Trecho do texto ->

TERCA, 12/05/2026, 12:22

Prefeitura de Arapongas abre sindicância para apurar possíveis irregularidades em cemitérios municipais

Administração afirma que situação envolve processo de recadastramento de túmulos iniciado em 2018 e regulamentado por decreto municipal. Casos recentes geraram repercussão e investigação interna

A Prefeitura de Arapongas divulgou uma nota oficial para esclarecer a polêmica envolvendo os sumiços de túmulos no Cemitério Municipal da cidade. A situação veio à tona depois da divulgação de dois casos semelhantes no município.

No fim de abril, uma família denunciou que o local onde o corpo de um ente havia sido enterrado, no Cemitério Municipal de Arapongas, teria sido ocupado por outras pessoas, tendo inclusive, dois outros corpos enterrados no mesmo jazigo. Os restos mortais do dono do túmulo ainda não foram localizados.

Tarefas propostas ->
1. Liste as diferentes expressões da notícia sobre os cemitérios de Arapongas que contêm o adjetivo "municipal" ou "municipais".
2. Copie da notícia sobre os cemitérios de Arapongas o trecho que começa em "A Prefeitura de" e termina em "não foram localizados.".
3. Prossiga com a notícia sobre os cemitérios de Arapongas a partir da última frase apresentada.

Entradas fornecidas ->
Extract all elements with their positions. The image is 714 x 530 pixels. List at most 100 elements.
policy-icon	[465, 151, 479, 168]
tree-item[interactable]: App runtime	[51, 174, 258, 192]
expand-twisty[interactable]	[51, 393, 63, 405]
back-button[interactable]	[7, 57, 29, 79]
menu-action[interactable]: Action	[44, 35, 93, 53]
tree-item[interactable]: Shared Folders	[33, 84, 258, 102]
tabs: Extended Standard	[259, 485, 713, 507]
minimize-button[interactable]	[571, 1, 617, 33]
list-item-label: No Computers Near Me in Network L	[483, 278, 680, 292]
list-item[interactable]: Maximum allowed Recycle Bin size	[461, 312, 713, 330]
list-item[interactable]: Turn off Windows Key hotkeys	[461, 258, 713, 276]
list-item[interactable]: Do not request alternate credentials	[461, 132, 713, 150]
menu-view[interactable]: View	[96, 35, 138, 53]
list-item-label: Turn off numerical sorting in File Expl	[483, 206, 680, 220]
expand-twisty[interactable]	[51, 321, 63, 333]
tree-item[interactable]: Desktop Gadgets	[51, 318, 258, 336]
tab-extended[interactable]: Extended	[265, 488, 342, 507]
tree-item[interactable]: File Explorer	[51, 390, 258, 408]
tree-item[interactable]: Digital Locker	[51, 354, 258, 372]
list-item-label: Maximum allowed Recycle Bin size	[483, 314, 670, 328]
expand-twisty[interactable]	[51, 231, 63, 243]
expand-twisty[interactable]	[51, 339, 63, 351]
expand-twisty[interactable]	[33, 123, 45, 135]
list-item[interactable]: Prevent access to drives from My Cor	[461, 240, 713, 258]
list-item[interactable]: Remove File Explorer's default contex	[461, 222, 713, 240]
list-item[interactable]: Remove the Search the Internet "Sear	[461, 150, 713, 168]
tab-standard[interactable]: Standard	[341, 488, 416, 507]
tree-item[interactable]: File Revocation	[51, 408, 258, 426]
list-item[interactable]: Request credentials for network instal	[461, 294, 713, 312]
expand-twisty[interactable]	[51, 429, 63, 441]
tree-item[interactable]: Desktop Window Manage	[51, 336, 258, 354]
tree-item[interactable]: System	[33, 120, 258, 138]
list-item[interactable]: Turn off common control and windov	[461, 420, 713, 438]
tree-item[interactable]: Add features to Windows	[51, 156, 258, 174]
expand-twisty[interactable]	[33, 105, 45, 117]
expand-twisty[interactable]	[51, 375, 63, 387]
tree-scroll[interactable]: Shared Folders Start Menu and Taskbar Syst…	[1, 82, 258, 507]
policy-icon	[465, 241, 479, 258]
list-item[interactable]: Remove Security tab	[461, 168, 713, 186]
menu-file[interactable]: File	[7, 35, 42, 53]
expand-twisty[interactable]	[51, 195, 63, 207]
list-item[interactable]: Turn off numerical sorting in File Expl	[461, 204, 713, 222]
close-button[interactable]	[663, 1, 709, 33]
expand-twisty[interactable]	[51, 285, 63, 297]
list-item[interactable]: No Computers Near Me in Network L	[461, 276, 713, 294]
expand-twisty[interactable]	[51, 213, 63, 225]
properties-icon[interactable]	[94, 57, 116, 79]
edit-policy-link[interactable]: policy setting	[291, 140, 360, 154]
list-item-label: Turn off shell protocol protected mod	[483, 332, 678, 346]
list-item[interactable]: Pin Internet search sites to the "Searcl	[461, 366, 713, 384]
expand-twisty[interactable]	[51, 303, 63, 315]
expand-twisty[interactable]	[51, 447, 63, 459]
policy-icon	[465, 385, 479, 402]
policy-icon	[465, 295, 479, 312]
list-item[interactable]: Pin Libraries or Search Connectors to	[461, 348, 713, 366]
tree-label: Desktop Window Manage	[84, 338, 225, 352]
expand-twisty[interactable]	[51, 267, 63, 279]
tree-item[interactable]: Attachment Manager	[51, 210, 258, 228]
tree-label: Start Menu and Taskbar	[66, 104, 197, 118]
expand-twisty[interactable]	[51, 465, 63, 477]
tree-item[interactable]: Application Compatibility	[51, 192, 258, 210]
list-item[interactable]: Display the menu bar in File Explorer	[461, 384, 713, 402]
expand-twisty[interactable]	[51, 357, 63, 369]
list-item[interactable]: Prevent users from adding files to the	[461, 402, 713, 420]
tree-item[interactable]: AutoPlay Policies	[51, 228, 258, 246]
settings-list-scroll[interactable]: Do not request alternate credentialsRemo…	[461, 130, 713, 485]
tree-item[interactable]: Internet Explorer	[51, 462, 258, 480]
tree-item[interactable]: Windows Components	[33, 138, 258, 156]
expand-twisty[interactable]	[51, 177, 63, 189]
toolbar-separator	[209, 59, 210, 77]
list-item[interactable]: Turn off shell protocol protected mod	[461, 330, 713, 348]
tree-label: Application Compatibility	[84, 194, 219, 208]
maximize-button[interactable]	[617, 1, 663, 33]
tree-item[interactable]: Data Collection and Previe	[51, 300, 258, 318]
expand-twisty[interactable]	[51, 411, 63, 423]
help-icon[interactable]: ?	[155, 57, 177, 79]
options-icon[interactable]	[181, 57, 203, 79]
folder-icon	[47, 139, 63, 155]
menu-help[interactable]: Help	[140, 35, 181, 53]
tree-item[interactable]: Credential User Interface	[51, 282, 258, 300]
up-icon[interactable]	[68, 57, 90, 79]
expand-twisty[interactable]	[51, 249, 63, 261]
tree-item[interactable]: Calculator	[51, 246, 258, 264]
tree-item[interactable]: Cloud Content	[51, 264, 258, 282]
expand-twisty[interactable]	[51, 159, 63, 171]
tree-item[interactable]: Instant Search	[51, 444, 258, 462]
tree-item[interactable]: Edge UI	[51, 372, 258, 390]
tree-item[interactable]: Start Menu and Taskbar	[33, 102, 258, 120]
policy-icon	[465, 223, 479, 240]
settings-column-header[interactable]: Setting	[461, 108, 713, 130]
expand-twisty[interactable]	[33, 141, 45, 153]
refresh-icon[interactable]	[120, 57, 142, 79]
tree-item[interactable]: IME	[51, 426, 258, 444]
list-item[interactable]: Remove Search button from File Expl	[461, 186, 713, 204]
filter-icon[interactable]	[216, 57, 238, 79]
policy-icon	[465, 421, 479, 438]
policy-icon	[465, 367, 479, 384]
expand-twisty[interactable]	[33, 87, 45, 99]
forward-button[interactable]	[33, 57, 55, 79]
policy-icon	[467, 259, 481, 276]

Respostas esperadas ->
1. cemitérios municipais; decreto municipal; Cemitério Municipal

2.
A Prefeitura de Arapongas divulgou uma nota oficial para esclarecer a polêmica envolvendo os sumiços de túmulos no Cemitério Municipal da cidade. A situação veio à tona depois da divulgação de dois casos semelhantes no município.

No fim de abril, uma família denunciou que o local onde o corpo de um ente havia sido enterrado, no Cemitério Municipal de Arapongas, teria sido ocupado por outras pessoas, tendo inclusive, dois outros corpos enterrados no mesmo jazigo. Os restos mortais do dono do túmulo ainda não foram localizados.

3.
Na semana passada um casal denunciou que durante o velório da filha, ao enterrar a criança, se deparou com outro caixão no lugar e o resto mortais de uma outra filha, que havia falecido em 2022, estaria em um saco plástico, em um ossário coletivo e sem identificação adequada.

Segundo o município, os questionamentos estão relacionados ao processo de recadastramento de túmulos e às regras previstas em decreto municipal de 2004, que regulamenta a administração dos cemitérios públicos do município.

A Secretaria Municipal de Agricultura, Serviços Públicos e Meio Ambiente (SEASPMA), responsável pelo Cemitério Municipal e pelo Cemitério Parque, identificou desencontros de informações durante a atualização cadastral das sepulturas. O decreto estabelece critérios para concessão e manutenção do uso dos jazigos, além de prever situações em que o direito de uso pode ser revogado.

O município informou que o processo de recadastramento dos túmulos teve início em 2018. À época, a população teria sido orientada por meio de publicações no Diário Oficial, divulgação nos veículos de comunicação e distribuição de panfletos informativos. O prazo para regularização foi encerrado em 30 de abril de 2019.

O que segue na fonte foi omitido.